• Short task
Identify the lines that contain the string "data" and copy all of them.

• Records
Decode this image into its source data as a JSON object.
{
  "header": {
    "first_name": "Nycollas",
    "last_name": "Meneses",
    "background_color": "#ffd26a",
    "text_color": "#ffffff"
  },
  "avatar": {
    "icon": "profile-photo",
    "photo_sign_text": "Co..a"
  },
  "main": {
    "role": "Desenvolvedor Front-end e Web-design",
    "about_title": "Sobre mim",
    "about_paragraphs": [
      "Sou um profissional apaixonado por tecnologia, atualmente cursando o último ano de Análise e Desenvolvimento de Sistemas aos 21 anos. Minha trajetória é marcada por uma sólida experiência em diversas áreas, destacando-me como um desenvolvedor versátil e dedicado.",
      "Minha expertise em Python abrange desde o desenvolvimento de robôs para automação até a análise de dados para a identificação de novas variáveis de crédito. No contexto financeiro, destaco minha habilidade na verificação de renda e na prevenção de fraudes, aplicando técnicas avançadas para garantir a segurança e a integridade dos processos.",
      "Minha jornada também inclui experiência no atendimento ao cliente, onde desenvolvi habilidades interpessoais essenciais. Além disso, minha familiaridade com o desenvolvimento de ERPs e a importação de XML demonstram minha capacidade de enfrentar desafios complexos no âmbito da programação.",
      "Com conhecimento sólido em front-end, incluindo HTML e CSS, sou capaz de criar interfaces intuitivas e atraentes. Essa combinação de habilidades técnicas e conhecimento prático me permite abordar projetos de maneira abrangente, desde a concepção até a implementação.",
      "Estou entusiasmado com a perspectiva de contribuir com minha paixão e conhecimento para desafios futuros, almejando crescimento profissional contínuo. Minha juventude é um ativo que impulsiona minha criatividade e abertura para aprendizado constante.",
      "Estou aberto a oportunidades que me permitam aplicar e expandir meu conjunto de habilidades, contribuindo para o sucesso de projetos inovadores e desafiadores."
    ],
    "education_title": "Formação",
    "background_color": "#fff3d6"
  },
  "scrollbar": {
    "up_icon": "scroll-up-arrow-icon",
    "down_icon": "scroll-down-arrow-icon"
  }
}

==

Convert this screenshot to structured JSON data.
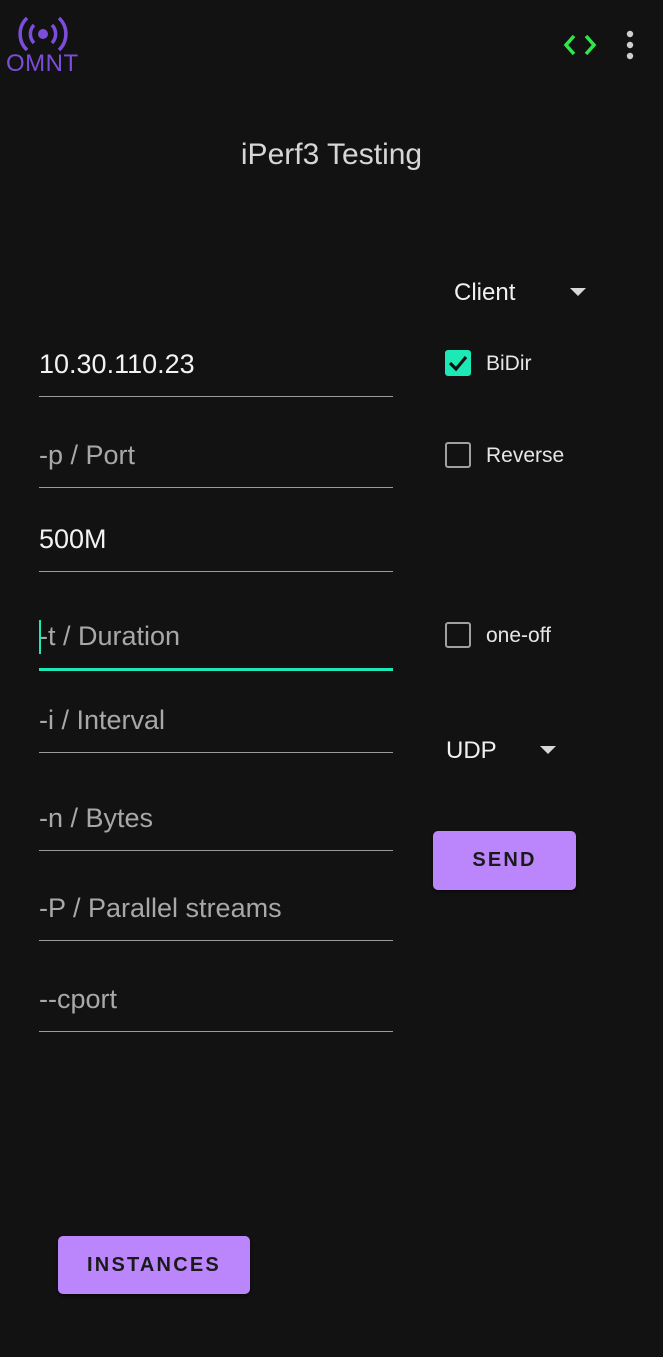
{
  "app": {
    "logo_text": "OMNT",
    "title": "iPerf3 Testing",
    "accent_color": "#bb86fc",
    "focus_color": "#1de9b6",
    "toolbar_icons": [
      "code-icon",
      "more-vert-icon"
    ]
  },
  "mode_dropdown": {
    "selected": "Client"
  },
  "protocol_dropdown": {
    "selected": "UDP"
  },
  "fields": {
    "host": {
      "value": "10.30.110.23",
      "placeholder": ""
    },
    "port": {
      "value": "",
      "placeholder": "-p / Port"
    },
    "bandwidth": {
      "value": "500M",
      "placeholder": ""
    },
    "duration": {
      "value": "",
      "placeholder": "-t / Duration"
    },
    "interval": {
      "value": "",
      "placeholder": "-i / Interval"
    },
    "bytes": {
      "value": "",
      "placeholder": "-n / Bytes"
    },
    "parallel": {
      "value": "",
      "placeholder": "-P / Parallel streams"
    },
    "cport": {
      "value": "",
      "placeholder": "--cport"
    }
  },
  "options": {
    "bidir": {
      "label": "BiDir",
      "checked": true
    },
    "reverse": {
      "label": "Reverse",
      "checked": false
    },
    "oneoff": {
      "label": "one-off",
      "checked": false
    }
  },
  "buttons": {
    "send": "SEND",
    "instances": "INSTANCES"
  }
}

• Result of this exercise
Decode this image into its source data as a JSON object.
Convert this screenshot to structured JSON data.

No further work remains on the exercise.